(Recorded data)
>>

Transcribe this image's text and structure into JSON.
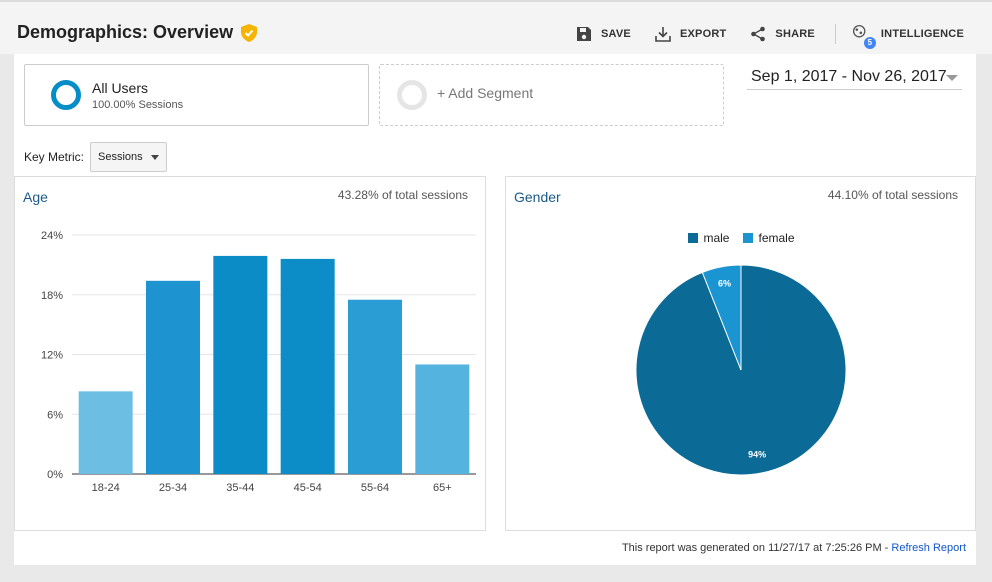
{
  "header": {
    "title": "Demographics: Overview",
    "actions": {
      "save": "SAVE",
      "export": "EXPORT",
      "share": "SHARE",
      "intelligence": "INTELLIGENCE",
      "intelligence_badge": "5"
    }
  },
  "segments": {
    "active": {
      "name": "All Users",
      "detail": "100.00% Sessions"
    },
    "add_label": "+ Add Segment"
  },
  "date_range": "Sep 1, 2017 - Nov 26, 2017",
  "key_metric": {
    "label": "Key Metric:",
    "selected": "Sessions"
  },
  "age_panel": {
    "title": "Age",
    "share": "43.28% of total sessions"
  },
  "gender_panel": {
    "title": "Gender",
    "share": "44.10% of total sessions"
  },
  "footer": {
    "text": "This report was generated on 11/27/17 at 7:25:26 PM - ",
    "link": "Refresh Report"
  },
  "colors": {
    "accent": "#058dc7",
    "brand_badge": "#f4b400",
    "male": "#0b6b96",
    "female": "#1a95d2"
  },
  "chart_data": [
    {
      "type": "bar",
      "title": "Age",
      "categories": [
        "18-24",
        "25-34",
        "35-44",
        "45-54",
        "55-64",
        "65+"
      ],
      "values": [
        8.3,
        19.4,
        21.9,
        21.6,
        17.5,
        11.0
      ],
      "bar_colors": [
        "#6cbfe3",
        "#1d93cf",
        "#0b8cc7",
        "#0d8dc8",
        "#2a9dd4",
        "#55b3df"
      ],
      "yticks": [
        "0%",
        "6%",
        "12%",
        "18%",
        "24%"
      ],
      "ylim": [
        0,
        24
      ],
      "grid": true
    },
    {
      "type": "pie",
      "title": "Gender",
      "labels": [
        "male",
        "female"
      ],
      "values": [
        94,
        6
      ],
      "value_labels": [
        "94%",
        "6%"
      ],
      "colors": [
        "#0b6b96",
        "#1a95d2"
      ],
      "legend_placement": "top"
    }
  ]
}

<<

Task description – Search the records for the word "title" and copy every line where it occurs.

Problem solution –
    "title": "Demographics: Overview",
    "title": "Age",
    "title": "Gender",
      "title": "Age",
      "title": "Gender",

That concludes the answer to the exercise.